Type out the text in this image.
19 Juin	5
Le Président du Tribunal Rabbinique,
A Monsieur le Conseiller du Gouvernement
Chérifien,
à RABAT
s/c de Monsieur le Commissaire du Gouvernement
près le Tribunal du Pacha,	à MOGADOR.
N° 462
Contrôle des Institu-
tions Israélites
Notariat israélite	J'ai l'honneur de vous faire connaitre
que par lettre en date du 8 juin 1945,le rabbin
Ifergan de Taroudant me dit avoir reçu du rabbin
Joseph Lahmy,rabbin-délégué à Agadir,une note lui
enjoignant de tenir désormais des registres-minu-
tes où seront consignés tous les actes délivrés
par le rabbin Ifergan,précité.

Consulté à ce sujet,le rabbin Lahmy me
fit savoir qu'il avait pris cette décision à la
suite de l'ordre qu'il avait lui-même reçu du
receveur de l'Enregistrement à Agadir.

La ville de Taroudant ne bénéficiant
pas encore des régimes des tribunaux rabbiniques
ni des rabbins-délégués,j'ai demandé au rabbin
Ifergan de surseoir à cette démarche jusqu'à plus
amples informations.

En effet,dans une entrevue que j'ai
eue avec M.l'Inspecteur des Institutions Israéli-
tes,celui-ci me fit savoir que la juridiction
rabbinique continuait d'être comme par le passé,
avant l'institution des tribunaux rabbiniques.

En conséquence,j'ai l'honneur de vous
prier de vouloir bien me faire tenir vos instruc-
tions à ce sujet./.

________________________

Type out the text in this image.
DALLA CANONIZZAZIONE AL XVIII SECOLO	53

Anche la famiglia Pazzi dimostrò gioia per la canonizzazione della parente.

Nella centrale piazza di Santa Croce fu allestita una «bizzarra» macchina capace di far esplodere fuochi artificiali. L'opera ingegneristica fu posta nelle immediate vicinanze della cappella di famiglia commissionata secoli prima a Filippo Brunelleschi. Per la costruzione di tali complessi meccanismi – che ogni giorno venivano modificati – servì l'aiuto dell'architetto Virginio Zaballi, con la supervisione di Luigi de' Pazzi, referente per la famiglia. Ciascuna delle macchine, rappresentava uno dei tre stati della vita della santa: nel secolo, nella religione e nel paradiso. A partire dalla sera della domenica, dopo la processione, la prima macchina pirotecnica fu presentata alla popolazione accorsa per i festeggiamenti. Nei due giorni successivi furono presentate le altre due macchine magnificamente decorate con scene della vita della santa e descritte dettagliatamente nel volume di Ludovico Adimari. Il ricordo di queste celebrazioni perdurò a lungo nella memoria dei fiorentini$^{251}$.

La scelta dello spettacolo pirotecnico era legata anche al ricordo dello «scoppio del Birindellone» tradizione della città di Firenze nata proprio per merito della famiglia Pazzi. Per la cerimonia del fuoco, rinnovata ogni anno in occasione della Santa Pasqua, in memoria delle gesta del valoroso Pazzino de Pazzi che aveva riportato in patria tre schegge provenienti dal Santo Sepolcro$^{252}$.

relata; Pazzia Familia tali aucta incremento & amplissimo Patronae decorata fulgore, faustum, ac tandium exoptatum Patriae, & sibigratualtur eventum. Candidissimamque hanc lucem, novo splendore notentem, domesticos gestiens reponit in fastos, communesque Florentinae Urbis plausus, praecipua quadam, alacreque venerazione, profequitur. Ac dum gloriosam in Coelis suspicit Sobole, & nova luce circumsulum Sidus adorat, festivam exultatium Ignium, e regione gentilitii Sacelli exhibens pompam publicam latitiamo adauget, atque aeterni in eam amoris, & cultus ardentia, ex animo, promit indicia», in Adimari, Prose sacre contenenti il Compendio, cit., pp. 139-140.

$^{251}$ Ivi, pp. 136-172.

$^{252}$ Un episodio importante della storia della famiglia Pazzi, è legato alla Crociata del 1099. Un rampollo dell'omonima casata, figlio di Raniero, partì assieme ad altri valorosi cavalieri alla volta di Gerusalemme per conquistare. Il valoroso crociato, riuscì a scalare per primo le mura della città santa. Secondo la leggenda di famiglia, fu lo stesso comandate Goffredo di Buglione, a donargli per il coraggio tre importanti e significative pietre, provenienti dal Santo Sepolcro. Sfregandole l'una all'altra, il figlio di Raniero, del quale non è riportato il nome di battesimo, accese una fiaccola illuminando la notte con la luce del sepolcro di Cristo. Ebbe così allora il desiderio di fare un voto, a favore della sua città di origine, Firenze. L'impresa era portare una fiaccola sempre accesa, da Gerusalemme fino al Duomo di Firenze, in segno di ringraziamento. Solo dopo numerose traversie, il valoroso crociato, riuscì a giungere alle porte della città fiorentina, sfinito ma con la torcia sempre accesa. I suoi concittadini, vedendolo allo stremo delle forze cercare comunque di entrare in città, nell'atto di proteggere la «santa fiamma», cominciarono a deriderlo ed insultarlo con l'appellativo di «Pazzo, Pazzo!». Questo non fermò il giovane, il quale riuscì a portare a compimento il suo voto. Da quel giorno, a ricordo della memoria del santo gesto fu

________________________

Every line above that contains the word "cette" should be reported.

fit savoir qu'il avait pris cette décision à la
Ifergan de surseoir à cette démarche jusqu'à plus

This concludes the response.